### GIVEN REQUEST:
Your task is to copy each line that has the word "text".

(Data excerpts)

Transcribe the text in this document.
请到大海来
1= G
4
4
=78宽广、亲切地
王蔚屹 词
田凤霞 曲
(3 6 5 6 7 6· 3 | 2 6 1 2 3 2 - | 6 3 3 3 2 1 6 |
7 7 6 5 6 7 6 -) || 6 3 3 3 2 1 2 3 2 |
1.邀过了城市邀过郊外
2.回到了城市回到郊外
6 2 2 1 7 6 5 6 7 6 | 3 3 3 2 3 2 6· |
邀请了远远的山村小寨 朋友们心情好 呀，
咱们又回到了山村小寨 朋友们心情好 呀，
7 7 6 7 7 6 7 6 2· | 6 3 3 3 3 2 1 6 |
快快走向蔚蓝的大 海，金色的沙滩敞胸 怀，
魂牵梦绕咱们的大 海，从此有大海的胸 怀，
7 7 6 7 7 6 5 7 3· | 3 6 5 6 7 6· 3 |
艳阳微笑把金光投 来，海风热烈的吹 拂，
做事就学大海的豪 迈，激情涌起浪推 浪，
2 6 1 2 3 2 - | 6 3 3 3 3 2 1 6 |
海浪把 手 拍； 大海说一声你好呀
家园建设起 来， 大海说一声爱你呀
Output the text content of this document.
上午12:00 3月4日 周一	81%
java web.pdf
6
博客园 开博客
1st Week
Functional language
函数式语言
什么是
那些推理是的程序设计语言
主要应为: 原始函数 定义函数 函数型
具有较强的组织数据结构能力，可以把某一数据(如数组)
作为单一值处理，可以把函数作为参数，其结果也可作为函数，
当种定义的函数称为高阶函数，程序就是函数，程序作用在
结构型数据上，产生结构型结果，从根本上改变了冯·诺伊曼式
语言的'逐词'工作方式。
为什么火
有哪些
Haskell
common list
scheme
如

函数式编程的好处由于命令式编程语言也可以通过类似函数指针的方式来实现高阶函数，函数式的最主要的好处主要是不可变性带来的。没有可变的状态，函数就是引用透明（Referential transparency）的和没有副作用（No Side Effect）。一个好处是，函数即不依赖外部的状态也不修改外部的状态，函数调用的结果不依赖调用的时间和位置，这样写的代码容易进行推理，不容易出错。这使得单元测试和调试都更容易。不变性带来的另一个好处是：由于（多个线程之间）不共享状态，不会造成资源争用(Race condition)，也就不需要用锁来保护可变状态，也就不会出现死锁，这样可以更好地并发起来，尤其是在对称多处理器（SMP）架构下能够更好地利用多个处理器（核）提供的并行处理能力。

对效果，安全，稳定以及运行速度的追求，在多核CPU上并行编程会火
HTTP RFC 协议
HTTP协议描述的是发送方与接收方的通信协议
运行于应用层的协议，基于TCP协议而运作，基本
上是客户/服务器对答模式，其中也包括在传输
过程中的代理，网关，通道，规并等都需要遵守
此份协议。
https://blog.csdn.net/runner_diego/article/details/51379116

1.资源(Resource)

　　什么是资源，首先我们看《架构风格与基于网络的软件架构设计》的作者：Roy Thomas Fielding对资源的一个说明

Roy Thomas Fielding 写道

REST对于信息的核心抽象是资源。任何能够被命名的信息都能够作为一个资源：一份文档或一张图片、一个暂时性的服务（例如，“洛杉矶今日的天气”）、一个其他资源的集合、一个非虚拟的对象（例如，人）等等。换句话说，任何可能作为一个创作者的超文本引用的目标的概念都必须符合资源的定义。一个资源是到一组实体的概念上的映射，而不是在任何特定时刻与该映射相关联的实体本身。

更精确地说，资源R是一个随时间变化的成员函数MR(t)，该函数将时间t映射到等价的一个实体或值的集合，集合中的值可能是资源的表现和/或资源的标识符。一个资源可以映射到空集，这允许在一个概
...
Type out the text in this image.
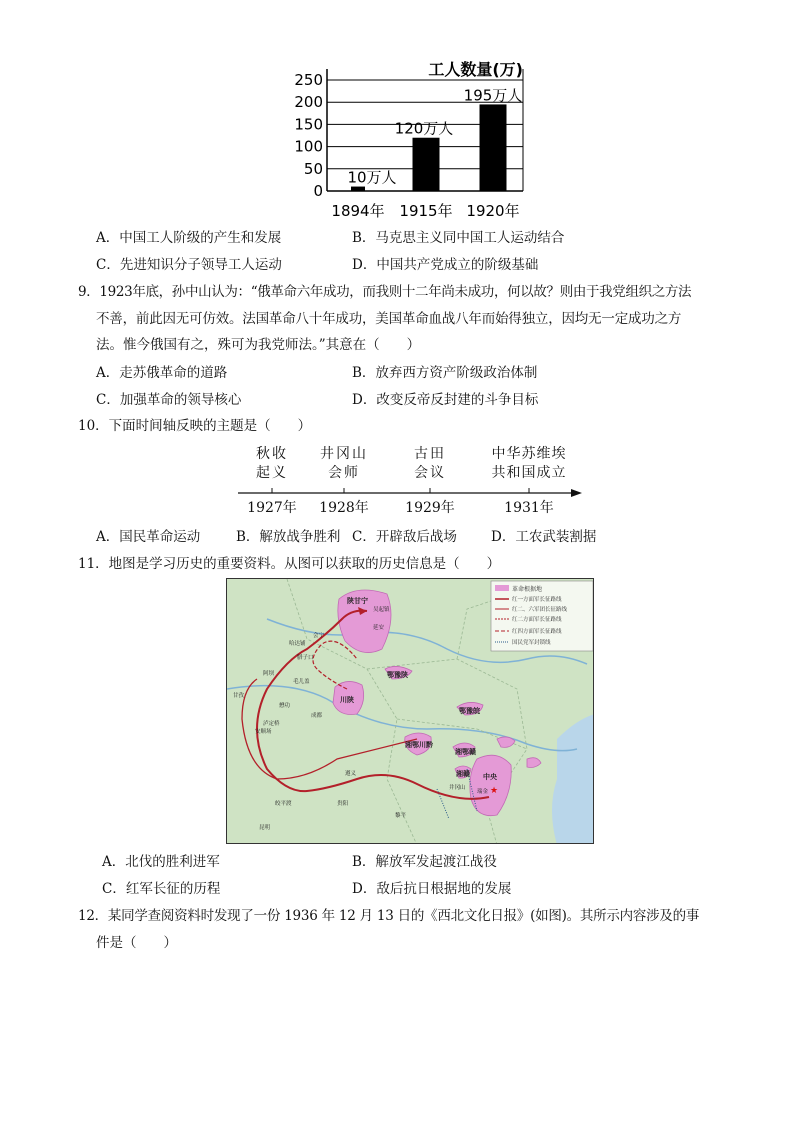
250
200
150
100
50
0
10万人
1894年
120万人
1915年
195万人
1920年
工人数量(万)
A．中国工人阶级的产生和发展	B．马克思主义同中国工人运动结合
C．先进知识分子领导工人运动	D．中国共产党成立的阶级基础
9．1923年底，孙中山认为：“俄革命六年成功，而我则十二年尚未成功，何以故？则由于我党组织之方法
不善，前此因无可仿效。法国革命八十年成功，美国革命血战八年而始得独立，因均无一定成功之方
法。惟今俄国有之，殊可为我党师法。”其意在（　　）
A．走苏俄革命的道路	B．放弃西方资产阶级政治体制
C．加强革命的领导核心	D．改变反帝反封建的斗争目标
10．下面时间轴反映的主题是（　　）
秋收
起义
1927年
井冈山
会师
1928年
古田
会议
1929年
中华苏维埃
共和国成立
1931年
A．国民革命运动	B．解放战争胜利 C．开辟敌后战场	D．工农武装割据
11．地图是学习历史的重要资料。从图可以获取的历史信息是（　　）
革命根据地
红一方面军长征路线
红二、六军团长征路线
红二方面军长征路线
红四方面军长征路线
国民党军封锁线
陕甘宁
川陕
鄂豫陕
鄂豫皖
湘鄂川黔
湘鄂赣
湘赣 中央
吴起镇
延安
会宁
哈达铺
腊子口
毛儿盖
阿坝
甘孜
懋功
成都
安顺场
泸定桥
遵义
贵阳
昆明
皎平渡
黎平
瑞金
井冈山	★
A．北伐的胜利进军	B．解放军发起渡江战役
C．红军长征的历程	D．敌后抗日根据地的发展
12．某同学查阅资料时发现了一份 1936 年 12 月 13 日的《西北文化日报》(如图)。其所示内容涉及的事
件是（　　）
--
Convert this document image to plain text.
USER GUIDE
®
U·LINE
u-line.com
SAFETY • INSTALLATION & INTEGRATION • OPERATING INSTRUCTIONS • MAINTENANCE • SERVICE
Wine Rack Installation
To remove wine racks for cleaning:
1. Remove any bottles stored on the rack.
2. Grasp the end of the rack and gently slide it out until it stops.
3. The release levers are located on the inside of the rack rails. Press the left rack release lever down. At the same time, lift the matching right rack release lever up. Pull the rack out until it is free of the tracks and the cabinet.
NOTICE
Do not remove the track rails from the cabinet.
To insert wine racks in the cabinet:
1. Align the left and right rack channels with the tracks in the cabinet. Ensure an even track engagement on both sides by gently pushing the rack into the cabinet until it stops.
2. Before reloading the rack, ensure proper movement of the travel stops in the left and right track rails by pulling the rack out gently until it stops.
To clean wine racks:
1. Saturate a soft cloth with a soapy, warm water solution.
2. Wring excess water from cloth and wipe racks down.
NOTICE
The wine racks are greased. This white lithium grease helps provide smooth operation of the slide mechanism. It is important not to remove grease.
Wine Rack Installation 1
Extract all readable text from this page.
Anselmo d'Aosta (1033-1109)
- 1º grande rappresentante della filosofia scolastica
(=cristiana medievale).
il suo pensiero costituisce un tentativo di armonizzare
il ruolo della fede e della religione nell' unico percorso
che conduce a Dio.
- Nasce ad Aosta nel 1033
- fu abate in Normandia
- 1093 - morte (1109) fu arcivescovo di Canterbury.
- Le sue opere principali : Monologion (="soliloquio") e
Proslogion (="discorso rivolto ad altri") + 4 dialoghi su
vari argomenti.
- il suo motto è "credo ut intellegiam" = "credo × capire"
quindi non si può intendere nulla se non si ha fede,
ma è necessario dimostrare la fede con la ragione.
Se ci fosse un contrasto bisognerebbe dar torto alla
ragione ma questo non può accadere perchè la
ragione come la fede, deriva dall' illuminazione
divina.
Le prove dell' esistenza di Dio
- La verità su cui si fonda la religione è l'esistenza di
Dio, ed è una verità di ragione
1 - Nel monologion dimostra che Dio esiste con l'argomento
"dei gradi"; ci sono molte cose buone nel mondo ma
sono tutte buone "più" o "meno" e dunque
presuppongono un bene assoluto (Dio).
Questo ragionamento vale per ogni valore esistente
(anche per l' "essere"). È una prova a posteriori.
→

### RESULT OF THIS TASK:
Transcribe the text in this document.
Output the text content of this document.
Type out the text in this image.
Convert this document image to plain text.
Extract all readable text from this page.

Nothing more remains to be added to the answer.